* **Your task**
Examine the records and identify each line that includes the string "Effect". Copy those lines.
<<<<
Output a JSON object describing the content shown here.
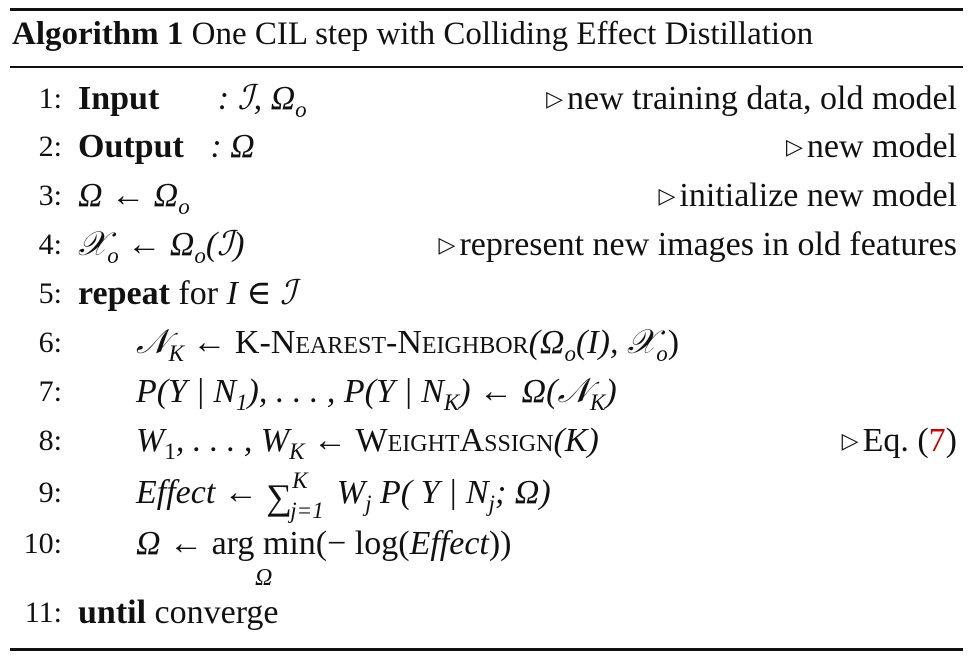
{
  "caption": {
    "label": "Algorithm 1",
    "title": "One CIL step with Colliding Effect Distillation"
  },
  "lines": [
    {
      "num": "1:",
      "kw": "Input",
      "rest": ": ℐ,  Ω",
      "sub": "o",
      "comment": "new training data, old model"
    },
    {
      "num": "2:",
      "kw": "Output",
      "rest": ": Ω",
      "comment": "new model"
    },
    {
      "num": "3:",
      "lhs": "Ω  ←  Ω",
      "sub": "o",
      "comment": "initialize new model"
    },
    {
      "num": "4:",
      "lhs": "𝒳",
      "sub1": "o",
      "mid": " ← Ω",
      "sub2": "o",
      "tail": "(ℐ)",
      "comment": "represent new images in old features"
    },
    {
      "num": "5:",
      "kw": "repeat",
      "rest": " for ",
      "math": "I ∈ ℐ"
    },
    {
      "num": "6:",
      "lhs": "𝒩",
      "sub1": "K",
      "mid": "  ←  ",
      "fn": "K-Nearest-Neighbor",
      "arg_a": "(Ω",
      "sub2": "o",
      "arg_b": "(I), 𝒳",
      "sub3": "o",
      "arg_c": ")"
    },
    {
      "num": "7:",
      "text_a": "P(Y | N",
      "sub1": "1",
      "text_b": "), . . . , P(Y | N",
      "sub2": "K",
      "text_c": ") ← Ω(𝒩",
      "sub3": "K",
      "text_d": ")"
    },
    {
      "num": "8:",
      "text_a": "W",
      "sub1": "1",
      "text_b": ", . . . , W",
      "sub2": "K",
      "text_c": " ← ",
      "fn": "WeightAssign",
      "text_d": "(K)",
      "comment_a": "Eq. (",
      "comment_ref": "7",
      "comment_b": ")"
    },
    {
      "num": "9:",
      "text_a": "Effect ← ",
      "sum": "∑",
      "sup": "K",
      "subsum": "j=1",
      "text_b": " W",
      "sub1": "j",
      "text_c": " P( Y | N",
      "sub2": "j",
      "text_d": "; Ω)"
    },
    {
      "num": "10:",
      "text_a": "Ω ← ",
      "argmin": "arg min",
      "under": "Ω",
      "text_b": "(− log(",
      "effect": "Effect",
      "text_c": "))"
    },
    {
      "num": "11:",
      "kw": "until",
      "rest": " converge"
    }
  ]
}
>>>>
* **Task output**
    "title": "One CIL step with Colliding Effect Distillation"
      "text_a": "Effect ← ",
      "effect": "Effect",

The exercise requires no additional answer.